▸ **Given instruction**: Report all lines holding "kind".

▸ **Data to process**:
■ ■ ■ ■ ■

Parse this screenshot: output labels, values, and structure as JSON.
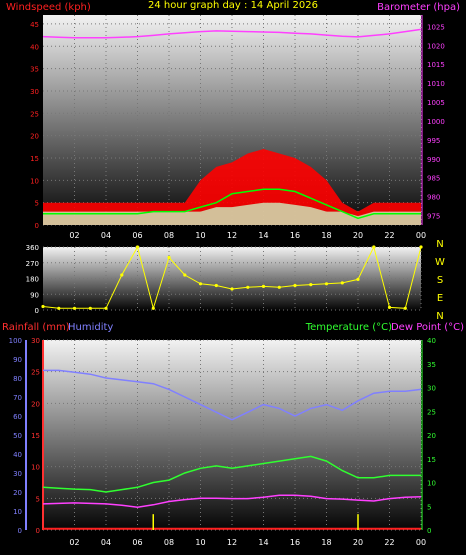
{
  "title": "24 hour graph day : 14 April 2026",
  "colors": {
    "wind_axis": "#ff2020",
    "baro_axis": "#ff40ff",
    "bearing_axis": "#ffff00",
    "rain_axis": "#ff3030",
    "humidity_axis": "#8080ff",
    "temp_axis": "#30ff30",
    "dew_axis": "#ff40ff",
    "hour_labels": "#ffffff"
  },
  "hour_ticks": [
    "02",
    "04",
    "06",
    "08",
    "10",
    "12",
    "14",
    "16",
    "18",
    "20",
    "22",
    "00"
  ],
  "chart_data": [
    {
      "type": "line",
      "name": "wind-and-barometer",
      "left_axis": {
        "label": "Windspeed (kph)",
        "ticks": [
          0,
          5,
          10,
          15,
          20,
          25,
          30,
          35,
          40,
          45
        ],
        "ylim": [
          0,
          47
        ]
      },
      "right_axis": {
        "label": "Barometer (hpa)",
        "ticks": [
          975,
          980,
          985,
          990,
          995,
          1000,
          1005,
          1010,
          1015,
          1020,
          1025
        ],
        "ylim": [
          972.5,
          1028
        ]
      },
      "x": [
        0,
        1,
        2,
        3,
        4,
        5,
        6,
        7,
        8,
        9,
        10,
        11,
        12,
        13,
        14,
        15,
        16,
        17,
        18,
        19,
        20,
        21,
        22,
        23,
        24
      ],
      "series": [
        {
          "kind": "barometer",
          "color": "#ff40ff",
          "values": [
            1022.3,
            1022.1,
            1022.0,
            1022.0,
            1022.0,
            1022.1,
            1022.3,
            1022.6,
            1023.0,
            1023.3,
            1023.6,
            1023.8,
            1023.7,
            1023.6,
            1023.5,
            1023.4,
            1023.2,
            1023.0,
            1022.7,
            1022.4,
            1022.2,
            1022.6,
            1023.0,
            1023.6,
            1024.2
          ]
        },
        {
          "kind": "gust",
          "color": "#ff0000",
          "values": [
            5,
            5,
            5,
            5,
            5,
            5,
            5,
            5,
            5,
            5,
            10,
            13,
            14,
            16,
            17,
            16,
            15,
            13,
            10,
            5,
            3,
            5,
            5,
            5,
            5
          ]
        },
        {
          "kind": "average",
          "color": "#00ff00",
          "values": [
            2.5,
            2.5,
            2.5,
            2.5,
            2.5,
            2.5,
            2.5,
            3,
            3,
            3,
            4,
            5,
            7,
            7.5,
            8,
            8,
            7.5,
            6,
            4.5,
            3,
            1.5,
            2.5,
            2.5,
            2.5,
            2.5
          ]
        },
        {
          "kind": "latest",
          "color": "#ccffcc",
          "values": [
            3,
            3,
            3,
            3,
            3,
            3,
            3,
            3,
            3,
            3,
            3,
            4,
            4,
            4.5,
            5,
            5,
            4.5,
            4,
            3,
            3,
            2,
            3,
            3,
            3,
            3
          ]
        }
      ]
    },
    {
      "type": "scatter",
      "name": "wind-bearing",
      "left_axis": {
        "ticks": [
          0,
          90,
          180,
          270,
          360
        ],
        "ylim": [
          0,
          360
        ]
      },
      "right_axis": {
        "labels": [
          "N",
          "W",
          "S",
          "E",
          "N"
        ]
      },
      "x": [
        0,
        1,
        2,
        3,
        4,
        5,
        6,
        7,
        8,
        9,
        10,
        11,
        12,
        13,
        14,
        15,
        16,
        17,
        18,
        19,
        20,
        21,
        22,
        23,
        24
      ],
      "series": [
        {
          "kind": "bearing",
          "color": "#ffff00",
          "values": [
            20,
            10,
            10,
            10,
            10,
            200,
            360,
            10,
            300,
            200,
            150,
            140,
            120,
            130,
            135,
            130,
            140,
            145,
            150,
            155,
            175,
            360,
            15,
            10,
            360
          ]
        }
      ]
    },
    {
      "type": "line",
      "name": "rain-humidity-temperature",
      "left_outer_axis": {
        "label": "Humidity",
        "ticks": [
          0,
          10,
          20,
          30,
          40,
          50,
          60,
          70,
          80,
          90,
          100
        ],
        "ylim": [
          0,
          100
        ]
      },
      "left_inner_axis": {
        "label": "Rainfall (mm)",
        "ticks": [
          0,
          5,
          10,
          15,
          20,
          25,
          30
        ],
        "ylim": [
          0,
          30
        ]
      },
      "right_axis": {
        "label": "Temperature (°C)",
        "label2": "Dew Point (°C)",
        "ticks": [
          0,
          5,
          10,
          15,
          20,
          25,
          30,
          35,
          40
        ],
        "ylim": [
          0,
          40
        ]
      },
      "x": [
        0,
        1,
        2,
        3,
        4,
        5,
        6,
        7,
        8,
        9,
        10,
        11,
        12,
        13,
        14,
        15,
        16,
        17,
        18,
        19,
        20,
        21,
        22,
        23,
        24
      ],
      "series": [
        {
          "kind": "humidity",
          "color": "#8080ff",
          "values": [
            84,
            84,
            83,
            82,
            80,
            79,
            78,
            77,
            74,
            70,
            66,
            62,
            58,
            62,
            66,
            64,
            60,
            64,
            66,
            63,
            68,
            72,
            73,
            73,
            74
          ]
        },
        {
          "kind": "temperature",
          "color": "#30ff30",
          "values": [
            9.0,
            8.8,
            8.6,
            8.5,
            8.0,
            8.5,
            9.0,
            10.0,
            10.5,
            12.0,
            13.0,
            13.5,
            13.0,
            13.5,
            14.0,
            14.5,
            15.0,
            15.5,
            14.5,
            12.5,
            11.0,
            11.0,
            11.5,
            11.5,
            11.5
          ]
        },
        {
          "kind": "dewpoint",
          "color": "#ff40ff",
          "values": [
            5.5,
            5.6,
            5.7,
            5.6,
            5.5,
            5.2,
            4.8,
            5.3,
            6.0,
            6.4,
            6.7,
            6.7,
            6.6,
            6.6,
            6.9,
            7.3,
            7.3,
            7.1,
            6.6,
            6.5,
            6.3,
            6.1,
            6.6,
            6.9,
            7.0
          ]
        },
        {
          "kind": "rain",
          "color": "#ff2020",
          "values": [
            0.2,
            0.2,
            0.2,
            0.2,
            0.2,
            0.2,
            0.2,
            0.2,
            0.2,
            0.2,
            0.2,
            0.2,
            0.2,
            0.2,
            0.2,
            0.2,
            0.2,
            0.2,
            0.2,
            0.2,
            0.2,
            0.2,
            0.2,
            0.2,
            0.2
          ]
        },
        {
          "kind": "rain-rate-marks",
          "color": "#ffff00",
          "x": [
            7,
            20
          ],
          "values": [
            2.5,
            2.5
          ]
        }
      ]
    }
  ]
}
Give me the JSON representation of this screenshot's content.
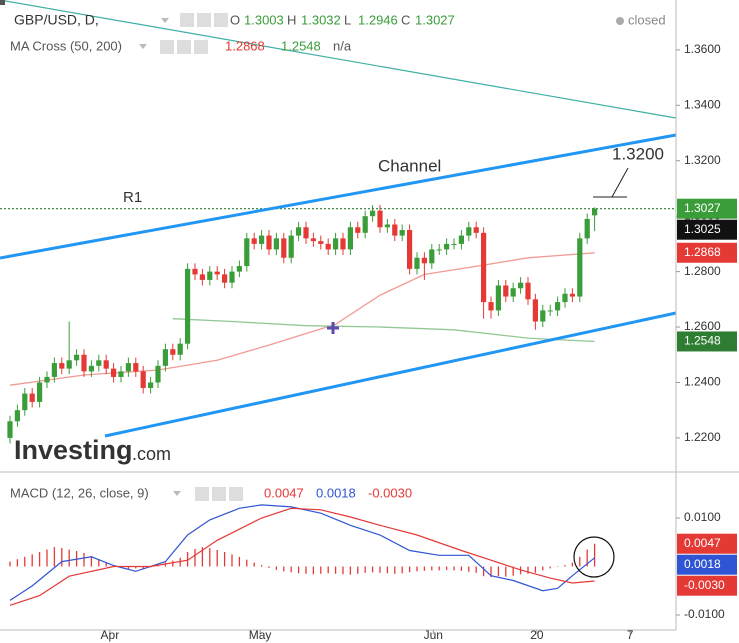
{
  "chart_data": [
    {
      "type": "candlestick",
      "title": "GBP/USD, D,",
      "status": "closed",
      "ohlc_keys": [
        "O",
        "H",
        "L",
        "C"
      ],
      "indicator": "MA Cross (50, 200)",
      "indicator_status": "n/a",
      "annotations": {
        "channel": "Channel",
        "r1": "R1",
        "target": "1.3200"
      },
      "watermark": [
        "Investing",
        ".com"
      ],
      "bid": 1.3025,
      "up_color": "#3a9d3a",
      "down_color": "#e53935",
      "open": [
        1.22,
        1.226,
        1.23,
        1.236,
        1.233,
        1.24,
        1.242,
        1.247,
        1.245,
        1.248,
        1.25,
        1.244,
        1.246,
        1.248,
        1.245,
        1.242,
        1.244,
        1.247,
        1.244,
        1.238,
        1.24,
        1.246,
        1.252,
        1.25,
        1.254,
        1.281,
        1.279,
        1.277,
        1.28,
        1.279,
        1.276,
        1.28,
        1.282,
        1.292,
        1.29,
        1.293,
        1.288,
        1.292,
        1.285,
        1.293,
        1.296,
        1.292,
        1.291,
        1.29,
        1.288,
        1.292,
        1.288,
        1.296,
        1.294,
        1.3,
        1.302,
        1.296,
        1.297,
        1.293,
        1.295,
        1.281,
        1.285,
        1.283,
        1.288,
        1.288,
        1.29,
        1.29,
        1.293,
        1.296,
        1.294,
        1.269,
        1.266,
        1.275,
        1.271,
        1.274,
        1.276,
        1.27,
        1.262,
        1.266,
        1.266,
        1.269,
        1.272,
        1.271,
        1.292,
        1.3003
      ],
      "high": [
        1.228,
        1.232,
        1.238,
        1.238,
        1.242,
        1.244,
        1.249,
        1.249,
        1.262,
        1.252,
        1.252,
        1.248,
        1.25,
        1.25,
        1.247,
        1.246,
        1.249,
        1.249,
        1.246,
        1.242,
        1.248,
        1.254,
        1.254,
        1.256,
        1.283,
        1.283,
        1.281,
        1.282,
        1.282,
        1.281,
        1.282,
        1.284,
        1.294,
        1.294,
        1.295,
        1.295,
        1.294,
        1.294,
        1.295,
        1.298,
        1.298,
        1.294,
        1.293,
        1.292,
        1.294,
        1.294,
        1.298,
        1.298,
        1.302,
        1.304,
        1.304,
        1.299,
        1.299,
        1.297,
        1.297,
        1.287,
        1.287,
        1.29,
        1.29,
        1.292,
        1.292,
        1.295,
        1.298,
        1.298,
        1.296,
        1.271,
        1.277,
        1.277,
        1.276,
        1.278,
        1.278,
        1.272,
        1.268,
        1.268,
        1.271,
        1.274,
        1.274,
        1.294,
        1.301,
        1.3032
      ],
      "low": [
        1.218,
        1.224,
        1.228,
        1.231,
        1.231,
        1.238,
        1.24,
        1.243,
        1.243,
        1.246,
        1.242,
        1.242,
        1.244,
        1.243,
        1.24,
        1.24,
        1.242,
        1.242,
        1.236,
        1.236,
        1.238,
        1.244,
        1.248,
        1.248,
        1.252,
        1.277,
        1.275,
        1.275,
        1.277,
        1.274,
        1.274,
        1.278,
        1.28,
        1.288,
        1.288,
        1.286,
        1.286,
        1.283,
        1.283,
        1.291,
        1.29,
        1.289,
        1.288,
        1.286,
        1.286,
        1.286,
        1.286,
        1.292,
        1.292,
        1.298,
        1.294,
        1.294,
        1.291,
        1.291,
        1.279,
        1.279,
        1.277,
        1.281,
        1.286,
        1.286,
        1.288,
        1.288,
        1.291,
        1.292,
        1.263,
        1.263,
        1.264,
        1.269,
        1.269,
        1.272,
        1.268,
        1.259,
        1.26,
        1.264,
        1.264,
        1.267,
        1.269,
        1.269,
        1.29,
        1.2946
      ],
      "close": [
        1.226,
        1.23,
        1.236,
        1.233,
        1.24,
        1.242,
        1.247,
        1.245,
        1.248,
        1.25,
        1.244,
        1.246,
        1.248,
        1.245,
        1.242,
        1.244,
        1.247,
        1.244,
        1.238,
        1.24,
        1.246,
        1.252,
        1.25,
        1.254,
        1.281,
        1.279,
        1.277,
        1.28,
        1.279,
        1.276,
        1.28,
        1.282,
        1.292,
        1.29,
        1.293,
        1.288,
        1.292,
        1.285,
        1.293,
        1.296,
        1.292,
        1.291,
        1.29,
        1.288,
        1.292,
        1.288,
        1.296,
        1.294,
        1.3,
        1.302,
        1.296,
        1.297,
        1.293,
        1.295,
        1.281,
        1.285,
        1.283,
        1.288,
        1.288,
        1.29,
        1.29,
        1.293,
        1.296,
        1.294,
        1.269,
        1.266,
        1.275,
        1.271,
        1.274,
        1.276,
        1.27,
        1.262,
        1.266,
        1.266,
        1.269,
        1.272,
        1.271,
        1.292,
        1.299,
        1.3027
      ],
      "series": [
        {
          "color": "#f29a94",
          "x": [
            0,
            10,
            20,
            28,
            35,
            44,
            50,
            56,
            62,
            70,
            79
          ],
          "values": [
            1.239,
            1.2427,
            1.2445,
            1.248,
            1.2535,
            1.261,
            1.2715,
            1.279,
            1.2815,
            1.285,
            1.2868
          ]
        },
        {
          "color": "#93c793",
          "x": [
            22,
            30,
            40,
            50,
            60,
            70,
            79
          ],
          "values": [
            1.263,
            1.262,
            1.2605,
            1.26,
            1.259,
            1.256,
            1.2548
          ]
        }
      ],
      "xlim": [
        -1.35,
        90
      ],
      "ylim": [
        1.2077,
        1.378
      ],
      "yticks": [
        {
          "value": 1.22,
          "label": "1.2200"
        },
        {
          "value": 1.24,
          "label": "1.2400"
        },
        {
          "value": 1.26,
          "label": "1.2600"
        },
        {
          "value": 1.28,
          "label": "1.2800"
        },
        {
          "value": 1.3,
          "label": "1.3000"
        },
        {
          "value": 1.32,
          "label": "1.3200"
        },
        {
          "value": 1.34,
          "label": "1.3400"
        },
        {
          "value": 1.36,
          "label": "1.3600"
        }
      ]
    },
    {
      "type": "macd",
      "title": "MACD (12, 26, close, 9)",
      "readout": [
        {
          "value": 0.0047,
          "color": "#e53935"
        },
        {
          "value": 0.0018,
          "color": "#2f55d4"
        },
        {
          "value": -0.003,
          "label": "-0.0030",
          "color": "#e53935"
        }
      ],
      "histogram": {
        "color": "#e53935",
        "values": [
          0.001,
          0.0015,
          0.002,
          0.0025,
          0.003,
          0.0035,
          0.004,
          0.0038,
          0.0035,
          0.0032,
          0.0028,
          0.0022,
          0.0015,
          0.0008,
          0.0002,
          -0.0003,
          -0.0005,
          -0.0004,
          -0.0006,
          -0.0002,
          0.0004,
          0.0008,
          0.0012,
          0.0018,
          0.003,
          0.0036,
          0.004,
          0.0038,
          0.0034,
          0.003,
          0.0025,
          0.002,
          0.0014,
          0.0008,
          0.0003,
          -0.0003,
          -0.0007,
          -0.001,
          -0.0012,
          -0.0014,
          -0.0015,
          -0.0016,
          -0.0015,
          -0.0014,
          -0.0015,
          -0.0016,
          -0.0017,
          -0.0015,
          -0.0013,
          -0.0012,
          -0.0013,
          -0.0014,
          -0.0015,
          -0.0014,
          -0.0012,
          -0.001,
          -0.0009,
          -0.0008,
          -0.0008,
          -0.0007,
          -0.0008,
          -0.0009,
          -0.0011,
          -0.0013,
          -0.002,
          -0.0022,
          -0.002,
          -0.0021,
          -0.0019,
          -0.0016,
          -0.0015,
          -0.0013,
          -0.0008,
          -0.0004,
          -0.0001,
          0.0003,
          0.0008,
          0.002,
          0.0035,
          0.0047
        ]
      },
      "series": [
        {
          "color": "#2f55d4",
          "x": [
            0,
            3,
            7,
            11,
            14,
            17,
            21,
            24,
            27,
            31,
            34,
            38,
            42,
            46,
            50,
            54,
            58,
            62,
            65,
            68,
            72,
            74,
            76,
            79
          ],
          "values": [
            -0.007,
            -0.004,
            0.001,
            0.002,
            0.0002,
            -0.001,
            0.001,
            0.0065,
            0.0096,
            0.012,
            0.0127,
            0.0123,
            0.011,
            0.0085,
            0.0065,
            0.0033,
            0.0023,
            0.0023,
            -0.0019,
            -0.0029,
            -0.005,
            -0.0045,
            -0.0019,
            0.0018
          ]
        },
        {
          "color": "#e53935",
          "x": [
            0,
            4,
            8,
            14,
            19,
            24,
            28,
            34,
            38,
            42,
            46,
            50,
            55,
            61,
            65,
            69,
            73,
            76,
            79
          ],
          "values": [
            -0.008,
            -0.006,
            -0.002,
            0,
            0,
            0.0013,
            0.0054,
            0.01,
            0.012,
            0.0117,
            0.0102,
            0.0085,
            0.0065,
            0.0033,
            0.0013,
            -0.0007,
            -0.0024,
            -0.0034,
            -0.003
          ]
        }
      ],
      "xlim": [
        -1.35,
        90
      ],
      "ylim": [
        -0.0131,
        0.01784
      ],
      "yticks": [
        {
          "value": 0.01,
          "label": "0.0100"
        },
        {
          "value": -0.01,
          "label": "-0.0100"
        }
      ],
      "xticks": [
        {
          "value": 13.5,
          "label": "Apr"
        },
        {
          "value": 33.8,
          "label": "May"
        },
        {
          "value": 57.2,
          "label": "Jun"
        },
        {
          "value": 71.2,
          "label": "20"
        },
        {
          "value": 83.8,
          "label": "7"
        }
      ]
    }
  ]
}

■ ■ ■ ■ ■

▸ **Response to the exercise**:
          "kind": "barometer",
          "kind": "gust",
          "kind": "average",
          "kind": "latest",
          "kind": "bearing",
          "kind": "humidity",
          "kind": "temperature",
          "kind": "dewpoint",
          "kind": "rain",
          "kind": "rain-rate-marks",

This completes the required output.